_Goal of the exercise:_ Quote the data below in full, minus the images.

_Supplied entries:_
◇ ◇ ◇ ◇ ◇ ◇ ◇
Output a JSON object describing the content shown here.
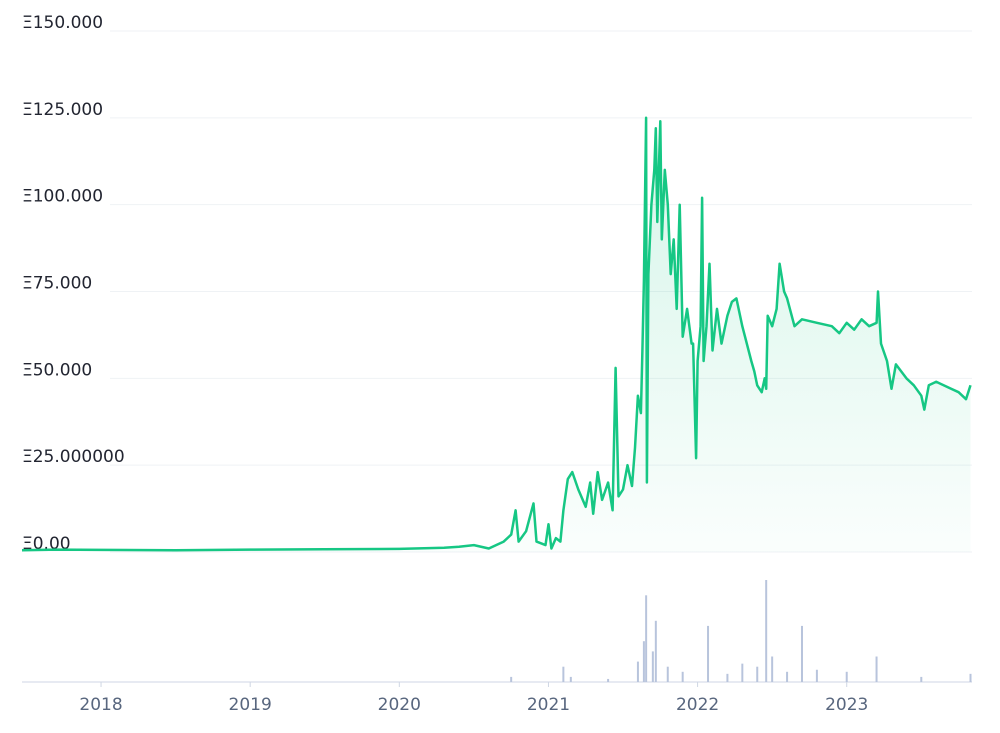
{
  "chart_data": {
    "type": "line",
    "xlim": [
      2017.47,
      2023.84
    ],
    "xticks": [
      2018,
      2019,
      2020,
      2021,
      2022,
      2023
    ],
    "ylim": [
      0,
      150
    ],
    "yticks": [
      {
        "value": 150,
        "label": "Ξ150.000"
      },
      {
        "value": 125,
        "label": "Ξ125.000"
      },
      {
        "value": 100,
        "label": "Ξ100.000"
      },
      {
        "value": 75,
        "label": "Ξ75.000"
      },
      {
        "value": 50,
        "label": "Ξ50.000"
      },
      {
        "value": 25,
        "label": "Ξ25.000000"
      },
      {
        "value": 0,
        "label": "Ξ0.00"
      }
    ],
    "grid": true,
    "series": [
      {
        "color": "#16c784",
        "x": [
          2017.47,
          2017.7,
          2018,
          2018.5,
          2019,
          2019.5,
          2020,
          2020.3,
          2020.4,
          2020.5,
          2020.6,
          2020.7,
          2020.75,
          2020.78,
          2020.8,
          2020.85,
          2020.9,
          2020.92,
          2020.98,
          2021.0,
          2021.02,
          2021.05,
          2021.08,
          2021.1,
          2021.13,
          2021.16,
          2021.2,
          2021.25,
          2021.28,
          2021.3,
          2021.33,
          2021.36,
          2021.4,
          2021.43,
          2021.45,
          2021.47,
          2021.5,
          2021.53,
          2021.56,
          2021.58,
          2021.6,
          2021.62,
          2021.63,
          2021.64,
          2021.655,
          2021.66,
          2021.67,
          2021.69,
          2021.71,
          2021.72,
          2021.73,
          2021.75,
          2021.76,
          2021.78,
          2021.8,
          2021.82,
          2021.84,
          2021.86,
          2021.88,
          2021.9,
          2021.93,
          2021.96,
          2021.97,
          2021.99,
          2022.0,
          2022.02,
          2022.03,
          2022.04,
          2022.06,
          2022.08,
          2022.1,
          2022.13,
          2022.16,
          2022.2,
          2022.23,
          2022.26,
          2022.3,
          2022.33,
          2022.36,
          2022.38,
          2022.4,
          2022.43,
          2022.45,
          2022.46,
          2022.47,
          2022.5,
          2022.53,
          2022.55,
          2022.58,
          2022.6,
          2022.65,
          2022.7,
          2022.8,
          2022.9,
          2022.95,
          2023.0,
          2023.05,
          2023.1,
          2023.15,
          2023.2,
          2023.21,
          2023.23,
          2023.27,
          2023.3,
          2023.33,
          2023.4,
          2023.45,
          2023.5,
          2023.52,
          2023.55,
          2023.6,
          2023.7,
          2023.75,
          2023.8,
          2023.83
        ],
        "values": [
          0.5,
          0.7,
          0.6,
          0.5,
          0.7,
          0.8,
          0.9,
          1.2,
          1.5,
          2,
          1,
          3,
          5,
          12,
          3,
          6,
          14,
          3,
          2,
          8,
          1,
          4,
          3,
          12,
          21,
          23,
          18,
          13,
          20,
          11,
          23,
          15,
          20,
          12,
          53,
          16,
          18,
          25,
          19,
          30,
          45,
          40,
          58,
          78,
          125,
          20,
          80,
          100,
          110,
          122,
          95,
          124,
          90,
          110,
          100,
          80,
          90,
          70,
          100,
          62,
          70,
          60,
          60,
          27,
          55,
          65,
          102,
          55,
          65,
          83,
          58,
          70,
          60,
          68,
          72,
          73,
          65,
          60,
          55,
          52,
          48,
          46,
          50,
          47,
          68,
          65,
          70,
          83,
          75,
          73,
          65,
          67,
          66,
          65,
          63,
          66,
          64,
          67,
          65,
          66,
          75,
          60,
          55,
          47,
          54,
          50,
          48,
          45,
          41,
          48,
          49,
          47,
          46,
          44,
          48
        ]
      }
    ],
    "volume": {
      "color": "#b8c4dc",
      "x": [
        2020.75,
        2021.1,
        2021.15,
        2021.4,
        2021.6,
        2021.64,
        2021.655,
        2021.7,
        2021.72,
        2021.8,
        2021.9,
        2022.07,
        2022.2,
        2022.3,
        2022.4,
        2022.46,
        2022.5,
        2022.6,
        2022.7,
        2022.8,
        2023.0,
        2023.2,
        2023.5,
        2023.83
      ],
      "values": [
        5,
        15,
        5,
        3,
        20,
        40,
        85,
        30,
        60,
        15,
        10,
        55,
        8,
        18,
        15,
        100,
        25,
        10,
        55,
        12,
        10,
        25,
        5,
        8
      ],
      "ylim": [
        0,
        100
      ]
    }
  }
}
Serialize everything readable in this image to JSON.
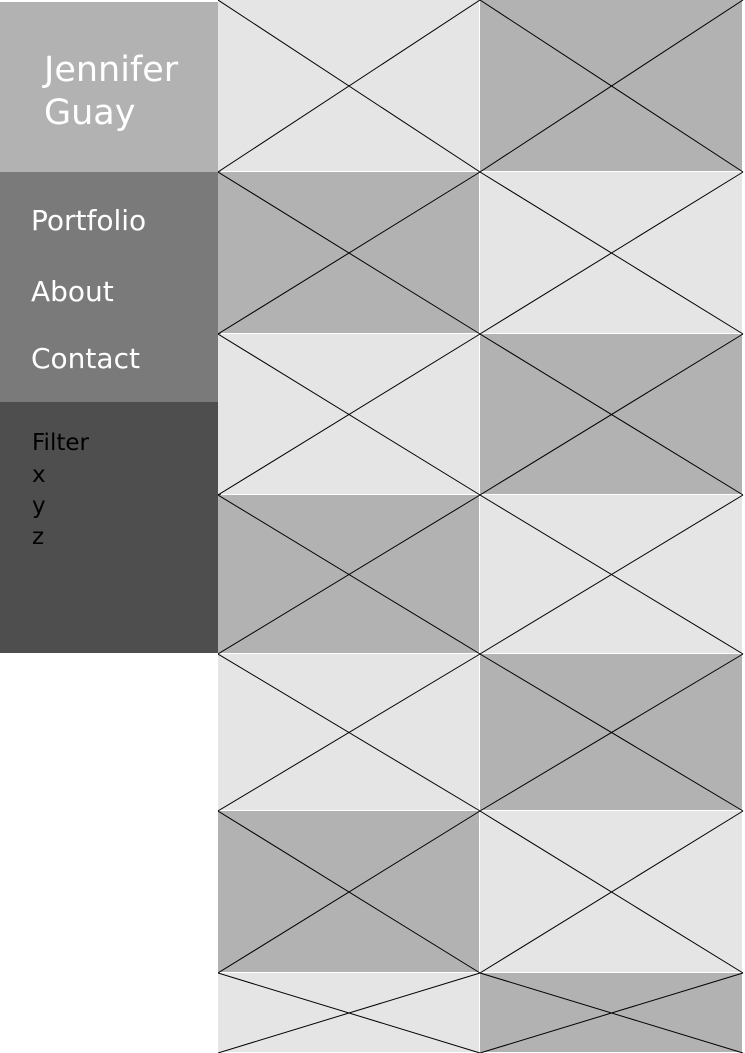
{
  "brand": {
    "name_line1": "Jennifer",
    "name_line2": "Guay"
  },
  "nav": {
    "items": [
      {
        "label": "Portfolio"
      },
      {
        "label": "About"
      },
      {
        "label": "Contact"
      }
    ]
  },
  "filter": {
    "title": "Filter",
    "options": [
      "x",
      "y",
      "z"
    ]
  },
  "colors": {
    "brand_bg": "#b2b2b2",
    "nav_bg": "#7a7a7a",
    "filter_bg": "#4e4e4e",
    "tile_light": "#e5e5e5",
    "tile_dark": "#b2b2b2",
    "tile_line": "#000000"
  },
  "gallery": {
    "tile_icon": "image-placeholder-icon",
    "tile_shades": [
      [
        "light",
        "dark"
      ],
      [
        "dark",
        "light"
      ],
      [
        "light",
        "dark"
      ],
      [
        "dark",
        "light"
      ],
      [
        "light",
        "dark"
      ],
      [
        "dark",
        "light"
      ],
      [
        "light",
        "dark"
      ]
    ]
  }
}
◇ ◇ ◇ ◇ ◇ ◇ ◇
_Correct response:_
Output a JSON object describing the content shown here.
{
  "chart_data": {
    "type": "line",
    "xlim": [
      2017.47,
      2023.84
    ],
    "xticks": [
      2018,
      2019,
      2020,
      2021,
      2022,
      2023
    ],
    "ylim": [
      0,
      150
    ],
    "yticks": [
      {
        "value": 150,
        "label": "Ξ150.000"
      },
      {
        "value": 125,
        "label": "Ξ125.000"
      },
      {
        "value": 100,
        "label": "Ξ100.000"
      },
      {
        "value": 75,
        "label": "Ξ75.000"
      },
      {
        "value": 50,
        "label": "Ξ50.000"
      },
      {
        "value": 25,
        "label": "Ξ25.000000"
      },
      {
        "value": 0,
        "label": "Ξ0.00"
      }
    ],
    "grid": true,
    "series": [
      {
        "color": "#16c784",
        "x": [
          2017.47,
          2017.7,
          2018,
          2018.5,
          2019,
          2019.5,
          2020,
          2020.3,
          2020.4,
          2020.5,
          2020.6,
          2020.7,
          2020.75,
          2020.78,
          2020.8,
          2020.85,
          2020.9,
          2020.92,
          2020.98,
          2021.0,
          2021.02,
          2021.05,
          2021.08,
          2021.1,
          2021.13,
          2021.16,
          2021.2,
          2021.25,
          2021.28,
          2021.3,
          2021.33,
          2021.36,
          2021.4,
          2021.43,
          2021.45,
          2021.47,
          2021.5,
          2021.53,
          2021.56,
          2021.58,
          2021.6,
          2021.62,
          2021.63,
          2021.64,
          2021.655,
          2021.66,
          2021.67,
          2021.69,
          2021.71,
          2021.72,
          2021.73,
          2021.75,
          2021.76,
          2021.78,
          2021.8,
          2021.82,
          2021.84,
          2021.86,
          2021.88,
          2021.9,
          2021.93,
          2021.96,
          2021.97,
          2021.99,
          2022.0,
          2022.02,
          2022.03,
          2022.04,
          2022.06,
          2022.08,
          2022.1,
          2022.13,
          2022.16,
          2022.2,
          2022.23,
          2022.26,
          2022.3,
          2022.33,
          2022.36,
          2022.38,
          2022.4,
          2022.43,
          2022.45,
          2022.46,
          2022.47,
          2022.5,
          2022.53,
          2022.55,
          2022.58,
          2022.6,
          2022.65,
          2022.7,
          2022.8,
          2022.9,
          2022.95,
          2023.0,
          2023.05,
          2023.1,
          2023.15,
          2023.2,
          2023.21,
          2023.23,
          2023.27,
          2023.3,
          2023.33,
          2023.4,
          2023.45,
          2023.5,
          2023.52,
          2023.55,
          2023.6,
          2023.7,
          2023.75,
          2023.8,
          2023.83
        ],
        "values": [
          0.5,
          0.7,
          0.6,
          0.5,
          0.7,
          0.8,
          0.9,
          1.2,
          1.5,
          2,
          1,
          3,
          5,
          12,
          3,
          6,
          14,
          3,
          2,
          8,
          1,
          4,
          3,
          12,
          21,
          23,
          18,
          13,
          20,
          11,
          23,
          15,
          20,
          12,
          53,
          16,
          18,
          25,
          19,
          30,
          45,
          40,
          58,
          78,
          125,
          20,
          80,
          100,
          110,
          122,
          95,
          124,
          90,
          110,
          100,
          80,
          90,
          70,
          100,
          62,
          70,
          60,
          60,
          27,
          55,
          65,
          102,
          55,
          65,
          83,
          58,
          70,
          60,
          68,
          72,
          73,
          65,
          60,
          55,
          52,
          48,
          46,
          50,
          47,
          68,
          65,
          70,
          83,
          75,
          73,
          65,
          67,
          66,
          65,
          63,
          66,
          64,
          67,
          65,
          66,
          75,
          60,
          55,
          47,
          54,
          50,
          48,
          45,
          41,
          48,
          49,
          47,
          46,
          44,
          48
        ]
      }
    ],
    "volume": {
      "color": "#b8c4dc",
      "x": [
        2020.75,
        2021.1,
        2021.15,
        2021.4,
        2021.6,
        2021.64,
        2021.655,
        2021.7,
        2021.72,
        2021.8,
        2021.9,
        2022.07,
        2022.2,
        2022.3,
        2022.4,
        2022.46,
        2022.5,
        2022.6,
        2022.7,
        2022.8,
        2023.0,
        2023.2,
        2023.5,
        2023.83
      ],
      "values": [
        5,
        15,
        5,
        3,
        20,
        40,
        85,
        30,
        60,
        15,
        10,
        55,
        8,
        18,
        15,
        100,
        25,
        10,
        55,
        12,
        10,
        25,
        5,
        8
      ],
      "ylim": [
        0,
        100
      ]
    }
  }
}
Serialize everything readable in this image to JSON.
{
  "brand": {
    "name_line1": "Jennifer",
    "name_line2": "Guay"
  },
  "nav": {
    "items": [
      {
        "label": "Portfolio"
      },
      {
        "label": "About"
      },
      {
        "label": "Contact"
      }
    ]
  },
  "filter": {
    "title": "Filter",
    "options": [
      "x",
      "y",
      "z"
    ]
  },
  "colors": {
    "brand_bg": "#b2b2b2",
    "nav_bg": "#7a7a7a",
    "filter_bg": "#4e4e4e",
    "tile_light": "#e5e5e5",
    "tile_dark": "#b2b2b2",
    "tile_line": "#000000"
  },
  "gallery": {
    "tile_icon": "image-placeholder-icon",
    "tile_shades": [
      [
        "light",
        "dark"
      ],
      [
        "dark",
        "light"
      ],
      [
        "light",
        "dark"
      ],
      [
        "dark",
        "light"
      ],
      [
        "light",
        "dark"
      ],
      [
        "dark",
        "light"
      ],
      [
        "light",
        "dark"
      ]
    ]
  }
}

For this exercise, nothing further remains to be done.